◆ Exercise task: Reproduce only the lines from the line containing "Read this page and output its text content." to the end of the entries below, including both of those lines.
<<<<
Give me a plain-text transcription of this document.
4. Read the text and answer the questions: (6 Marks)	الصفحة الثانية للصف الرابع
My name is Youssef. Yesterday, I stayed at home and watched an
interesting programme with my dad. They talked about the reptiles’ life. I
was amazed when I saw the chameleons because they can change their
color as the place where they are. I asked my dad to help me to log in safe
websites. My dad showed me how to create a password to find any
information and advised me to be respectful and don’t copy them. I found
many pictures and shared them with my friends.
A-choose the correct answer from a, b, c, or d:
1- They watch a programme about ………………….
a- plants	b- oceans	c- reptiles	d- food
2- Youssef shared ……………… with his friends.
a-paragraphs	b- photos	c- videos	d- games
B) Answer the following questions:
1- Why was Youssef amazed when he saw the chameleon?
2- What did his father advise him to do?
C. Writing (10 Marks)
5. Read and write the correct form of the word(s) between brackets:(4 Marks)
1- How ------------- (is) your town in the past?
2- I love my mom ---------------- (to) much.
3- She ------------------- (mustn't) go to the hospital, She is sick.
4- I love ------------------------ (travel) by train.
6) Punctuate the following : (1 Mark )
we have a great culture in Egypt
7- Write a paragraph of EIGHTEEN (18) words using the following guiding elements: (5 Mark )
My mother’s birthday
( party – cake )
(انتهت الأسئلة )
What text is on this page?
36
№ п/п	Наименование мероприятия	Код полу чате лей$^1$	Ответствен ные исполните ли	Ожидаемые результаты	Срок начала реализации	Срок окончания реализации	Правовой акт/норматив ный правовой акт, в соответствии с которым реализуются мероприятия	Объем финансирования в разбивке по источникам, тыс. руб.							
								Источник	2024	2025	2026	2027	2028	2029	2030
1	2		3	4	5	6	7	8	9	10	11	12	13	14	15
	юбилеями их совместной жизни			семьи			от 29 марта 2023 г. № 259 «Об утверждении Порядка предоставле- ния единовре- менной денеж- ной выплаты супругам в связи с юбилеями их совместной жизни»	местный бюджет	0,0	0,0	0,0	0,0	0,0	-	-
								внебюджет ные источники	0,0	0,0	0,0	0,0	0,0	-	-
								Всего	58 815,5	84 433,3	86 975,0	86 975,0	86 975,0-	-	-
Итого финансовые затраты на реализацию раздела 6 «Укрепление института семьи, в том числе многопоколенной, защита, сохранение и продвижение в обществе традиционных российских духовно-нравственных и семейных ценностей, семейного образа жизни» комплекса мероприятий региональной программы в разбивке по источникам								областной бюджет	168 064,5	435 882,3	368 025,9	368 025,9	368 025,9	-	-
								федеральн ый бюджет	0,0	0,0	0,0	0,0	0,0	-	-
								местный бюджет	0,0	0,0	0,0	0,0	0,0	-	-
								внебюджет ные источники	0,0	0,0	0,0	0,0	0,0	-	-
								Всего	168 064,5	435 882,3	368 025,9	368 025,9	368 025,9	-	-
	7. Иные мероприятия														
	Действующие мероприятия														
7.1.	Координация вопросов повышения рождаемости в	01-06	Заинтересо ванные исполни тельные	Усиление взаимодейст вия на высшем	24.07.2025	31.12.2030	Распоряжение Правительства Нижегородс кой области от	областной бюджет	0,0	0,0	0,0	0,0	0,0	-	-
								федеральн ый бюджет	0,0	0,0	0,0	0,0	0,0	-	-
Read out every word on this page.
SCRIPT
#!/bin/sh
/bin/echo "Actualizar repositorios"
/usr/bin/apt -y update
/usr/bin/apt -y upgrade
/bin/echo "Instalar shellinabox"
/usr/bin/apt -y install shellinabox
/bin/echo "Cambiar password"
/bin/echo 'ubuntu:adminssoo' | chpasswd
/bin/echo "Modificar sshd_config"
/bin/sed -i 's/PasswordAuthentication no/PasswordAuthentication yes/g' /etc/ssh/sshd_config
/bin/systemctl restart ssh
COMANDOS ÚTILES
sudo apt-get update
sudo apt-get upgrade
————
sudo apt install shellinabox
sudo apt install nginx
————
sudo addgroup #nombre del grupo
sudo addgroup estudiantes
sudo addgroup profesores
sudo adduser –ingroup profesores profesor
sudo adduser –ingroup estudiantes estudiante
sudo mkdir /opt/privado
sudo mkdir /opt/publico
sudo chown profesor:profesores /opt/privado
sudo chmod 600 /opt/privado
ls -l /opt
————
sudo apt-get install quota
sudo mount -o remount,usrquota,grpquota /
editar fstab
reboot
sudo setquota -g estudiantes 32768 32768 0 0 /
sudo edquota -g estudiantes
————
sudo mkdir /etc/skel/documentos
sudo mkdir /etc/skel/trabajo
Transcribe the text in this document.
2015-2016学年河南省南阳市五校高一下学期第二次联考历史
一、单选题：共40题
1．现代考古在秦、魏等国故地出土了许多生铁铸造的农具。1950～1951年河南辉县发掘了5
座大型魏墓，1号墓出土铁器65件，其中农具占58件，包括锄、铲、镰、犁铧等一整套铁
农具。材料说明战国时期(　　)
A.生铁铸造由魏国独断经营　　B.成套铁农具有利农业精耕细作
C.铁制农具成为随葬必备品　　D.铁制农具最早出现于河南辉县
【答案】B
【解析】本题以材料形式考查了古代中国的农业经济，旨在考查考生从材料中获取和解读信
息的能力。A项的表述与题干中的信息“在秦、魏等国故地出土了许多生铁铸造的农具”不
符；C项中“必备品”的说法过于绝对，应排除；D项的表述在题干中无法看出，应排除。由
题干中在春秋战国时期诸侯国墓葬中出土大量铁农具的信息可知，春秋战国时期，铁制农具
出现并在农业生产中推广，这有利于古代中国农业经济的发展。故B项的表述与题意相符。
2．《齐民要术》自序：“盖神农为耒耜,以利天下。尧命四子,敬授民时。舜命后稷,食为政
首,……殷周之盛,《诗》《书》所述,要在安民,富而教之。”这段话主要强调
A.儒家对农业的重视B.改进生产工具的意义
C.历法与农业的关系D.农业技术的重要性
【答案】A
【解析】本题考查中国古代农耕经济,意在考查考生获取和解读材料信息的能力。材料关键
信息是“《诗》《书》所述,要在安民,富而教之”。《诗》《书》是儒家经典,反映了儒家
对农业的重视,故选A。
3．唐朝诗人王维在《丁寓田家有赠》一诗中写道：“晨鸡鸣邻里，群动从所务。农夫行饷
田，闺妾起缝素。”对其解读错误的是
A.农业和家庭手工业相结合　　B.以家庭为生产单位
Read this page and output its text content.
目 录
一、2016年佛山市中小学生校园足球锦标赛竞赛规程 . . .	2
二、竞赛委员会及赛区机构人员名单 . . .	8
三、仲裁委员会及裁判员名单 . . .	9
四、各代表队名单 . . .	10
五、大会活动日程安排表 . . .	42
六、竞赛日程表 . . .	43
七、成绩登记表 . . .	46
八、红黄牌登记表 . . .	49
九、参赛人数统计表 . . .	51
>>>>
◆ Answer for the task:
Read this page and output its text content.
目 录
一、2016年佛山市中小学生校园足球锦标赛竞赛规程 . . .	2
二、竞赛委员会及赛区机构人员名单 . . .	8
三、仲裁委员会及裁判员名单 . . .	9
四、各代表队名单 . . .	10
五、大会活动日程安排表 . . .	42
六、竞赛日程表 . . .	43
七、成绩登记表 . . .	46
八、红黄牌登记表 . . .	49
九、参赛人数统计表 . . .	51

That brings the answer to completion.